Prompt -
This exercise calls for every line of the data below with the string "page" in it.

Dataset -
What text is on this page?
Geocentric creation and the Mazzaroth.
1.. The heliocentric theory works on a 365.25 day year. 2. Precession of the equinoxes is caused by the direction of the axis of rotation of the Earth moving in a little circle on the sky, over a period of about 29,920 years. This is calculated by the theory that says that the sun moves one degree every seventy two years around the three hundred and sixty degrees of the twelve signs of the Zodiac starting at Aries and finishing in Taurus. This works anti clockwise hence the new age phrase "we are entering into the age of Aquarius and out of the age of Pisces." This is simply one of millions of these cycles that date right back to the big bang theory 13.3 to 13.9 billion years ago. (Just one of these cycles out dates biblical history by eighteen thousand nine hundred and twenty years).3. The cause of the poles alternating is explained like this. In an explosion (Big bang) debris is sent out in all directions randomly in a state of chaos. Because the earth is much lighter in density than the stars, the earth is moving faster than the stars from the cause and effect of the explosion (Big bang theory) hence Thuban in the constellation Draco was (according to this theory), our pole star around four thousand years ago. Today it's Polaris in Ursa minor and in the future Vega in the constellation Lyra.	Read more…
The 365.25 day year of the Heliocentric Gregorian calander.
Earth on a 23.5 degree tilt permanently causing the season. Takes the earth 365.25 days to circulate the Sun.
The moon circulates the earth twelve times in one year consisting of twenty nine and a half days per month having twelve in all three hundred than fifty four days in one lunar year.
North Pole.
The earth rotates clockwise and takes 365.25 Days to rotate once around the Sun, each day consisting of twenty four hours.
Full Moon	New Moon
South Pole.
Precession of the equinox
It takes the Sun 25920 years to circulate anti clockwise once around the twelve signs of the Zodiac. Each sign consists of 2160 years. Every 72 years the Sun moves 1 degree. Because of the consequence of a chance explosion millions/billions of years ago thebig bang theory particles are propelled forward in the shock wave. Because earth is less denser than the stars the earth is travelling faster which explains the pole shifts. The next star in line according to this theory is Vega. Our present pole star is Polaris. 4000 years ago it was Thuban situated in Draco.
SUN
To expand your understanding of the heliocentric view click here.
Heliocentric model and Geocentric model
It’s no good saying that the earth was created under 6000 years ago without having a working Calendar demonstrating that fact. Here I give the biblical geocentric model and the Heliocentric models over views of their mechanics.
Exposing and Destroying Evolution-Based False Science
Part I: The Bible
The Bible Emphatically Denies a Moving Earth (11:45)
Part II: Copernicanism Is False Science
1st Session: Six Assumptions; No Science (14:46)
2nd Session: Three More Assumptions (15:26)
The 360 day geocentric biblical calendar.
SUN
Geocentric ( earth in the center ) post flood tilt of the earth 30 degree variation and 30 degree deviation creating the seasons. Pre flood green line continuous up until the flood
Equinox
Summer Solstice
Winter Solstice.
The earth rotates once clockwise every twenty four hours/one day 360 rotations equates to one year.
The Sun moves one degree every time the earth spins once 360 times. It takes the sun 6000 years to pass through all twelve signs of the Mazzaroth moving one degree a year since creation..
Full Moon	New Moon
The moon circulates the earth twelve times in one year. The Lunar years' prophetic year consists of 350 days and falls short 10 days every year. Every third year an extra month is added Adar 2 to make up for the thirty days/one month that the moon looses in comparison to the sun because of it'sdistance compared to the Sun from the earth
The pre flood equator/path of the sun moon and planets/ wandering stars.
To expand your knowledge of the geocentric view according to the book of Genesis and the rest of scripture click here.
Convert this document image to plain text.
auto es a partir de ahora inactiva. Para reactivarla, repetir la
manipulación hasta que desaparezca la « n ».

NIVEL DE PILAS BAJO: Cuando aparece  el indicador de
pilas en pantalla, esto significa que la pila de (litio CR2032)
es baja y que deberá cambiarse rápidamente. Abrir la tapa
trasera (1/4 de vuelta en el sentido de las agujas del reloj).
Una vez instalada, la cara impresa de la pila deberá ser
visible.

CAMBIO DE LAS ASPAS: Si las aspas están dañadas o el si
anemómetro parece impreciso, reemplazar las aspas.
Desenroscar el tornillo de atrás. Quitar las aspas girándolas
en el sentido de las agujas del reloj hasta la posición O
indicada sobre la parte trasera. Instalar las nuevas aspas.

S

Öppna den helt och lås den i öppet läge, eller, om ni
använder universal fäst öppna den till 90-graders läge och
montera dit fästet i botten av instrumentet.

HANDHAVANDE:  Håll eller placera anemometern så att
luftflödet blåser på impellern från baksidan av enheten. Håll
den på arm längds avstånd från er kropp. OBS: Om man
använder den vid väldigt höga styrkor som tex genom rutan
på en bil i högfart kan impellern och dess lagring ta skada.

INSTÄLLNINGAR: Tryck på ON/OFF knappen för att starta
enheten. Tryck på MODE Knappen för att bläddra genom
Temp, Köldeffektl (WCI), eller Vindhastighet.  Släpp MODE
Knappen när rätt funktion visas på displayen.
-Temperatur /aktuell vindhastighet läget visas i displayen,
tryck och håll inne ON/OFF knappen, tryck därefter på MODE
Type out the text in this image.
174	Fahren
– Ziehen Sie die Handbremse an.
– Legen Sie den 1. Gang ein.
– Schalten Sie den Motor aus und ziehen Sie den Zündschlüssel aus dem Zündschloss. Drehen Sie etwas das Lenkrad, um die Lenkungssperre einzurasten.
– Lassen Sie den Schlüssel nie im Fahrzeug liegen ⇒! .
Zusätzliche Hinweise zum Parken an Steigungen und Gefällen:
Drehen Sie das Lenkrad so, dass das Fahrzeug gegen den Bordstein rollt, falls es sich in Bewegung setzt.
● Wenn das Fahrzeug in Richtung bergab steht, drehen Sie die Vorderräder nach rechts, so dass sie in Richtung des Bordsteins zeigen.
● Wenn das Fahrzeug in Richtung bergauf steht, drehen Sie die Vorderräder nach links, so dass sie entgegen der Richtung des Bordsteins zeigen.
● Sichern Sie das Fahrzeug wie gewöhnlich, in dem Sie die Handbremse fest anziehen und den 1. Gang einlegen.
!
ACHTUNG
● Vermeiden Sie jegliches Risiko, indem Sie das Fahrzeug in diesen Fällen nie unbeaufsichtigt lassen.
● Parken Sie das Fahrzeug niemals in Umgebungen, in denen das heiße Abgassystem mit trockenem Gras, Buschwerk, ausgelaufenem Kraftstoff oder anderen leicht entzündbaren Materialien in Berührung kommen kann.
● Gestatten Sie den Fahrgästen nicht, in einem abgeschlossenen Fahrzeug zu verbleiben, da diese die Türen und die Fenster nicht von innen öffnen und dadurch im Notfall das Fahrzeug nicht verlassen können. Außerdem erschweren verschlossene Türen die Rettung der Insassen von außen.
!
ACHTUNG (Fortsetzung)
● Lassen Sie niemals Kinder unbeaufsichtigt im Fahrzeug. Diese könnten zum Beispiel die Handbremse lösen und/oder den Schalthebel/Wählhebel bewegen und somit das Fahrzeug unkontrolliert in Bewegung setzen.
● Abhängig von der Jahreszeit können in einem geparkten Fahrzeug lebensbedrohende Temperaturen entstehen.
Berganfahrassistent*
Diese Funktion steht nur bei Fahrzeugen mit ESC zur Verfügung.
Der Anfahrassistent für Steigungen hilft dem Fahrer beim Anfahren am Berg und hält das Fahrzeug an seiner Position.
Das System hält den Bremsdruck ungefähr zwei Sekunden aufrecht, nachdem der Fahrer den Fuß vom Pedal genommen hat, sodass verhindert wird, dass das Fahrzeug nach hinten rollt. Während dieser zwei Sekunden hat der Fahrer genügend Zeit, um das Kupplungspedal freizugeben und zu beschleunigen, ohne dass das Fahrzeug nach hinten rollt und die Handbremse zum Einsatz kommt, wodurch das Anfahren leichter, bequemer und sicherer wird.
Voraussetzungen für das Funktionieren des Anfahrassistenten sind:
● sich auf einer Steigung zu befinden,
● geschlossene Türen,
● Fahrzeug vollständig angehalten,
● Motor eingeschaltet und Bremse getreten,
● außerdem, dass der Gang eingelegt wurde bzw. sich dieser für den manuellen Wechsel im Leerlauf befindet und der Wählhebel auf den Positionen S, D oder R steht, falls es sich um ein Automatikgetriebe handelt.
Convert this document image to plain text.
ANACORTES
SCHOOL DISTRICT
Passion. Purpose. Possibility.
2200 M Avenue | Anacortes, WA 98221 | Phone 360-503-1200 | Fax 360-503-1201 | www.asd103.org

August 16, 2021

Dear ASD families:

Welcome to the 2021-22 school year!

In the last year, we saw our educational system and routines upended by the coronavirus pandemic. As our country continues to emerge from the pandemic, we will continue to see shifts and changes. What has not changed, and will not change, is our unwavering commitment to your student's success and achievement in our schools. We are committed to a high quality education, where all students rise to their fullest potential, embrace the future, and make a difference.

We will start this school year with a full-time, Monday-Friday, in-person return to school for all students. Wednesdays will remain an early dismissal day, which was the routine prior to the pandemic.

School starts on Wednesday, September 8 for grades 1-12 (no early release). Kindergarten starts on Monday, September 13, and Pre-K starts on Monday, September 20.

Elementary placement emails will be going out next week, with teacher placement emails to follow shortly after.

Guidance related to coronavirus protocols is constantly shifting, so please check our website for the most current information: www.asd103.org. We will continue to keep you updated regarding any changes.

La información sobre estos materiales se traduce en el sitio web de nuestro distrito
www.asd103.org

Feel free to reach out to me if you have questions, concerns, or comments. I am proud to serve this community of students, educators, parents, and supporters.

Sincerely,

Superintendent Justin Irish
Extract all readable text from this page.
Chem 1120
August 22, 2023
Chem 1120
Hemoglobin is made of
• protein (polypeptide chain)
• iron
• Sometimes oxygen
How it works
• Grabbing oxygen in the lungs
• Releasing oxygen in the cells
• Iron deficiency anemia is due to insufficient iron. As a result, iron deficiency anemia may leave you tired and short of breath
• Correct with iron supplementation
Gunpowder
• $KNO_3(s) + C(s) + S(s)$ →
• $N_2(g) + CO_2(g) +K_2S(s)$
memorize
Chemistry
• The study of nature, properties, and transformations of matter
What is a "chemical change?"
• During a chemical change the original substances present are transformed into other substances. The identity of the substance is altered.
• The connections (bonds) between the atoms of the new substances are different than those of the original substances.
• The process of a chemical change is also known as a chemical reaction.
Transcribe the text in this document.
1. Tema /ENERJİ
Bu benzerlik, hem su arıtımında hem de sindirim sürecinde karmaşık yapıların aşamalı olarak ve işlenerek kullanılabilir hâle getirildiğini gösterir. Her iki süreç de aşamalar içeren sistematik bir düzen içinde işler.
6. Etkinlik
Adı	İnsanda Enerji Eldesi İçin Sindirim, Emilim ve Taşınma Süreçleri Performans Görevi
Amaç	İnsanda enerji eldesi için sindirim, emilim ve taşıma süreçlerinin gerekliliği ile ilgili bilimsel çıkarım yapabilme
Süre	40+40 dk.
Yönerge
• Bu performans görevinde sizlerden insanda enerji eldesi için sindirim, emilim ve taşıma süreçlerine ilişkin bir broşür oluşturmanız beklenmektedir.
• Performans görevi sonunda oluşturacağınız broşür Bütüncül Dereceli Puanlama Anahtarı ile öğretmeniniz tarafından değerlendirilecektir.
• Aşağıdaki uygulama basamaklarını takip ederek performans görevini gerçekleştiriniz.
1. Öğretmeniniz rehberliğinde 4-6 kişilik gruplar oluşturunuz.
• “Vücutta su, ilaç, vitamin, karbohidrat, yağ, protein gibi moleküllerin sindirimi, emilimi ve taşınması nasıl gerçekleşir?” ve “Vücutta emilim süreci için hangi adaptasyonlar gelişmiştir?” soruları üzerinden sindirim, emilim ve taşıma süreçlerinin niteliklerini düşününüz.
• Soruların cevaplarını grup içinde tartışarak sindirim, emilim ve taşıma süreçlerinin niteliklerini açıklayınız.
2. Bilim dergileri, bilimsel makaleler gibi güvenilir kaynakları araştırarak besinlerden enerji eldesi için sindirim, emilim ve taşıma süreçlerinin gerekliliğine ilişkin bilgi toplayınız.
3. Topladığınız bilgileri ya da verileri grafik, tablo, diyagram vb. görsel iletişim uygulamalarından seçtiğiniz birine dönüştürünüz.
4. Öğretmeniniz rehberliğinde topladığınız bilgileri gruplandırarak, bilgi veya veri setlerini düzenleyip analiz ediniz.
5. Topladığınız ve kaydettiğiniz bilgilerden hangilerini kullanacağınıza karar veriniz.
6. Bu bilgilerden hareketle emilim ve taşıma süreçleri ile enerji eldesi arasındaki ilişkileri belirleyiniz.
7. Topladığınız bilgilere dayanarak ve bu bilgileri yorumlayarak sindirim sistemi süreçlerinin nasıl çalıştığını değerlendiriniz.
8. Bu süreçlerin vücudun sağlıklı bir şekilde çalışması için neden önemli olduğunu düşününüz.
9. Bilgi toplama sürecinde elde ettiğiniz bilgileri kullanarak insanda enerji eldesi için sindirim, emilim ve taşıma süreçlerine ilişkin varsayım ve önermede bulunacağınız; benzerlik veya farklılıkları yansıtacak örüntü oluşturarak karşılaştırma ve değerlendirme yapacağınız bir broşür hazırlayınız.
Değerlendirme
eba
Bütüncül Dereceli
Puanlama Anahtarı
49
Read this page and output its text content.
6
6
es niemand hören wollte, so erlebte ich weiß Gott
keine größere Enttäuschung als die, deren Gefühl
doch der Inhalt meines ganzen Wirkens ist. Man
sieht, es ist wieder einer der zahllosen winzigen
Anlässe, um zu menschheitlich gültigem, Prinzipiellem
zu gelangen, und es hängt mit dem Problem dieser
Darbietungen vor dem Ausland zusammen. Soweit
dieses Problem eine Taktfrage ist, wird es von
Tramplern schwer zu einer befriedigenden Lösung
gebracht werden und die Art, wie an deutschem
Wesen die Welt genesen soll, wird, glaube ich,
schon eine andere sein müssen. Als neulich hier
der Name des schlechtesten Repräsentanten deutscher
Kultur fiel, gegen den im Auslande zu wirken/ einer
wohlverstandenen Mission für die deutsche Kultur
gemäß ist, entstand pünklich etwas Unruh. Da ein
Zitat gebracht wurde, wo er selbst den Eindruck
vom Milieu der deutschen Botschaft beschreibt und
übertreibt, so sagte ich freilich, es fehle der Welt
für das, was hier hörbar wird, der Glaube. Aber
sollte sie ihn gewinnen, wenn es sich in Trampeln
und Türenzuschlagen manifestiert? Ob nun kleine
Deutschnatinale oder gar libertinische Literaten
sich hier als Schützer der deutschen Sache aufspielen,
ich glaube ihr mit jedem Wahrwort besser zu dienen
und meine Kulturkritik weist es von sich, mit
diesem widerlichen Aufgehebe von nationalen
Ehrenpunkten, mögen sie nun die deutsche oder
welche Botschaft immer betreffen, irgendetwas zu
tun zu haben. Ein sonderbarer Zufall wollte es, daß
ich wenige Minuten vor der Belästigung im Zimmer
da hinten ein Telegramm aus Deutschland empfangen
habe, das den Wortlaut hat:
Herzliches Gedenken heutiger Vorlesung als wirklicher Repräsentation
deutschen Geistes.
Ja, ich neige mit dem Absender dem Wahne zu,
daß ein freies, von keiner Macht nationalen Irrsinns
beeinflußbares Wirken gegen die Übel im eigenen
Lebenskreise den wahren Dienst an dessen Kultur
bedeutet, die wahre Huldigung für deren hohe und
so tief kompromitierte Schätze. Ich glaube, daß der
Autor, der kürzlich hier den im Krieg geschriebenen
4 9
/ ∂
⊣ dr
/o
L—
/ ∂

Task solution -
What text is on this page?
Extract all readable text from this page.
Read this page and output its text content.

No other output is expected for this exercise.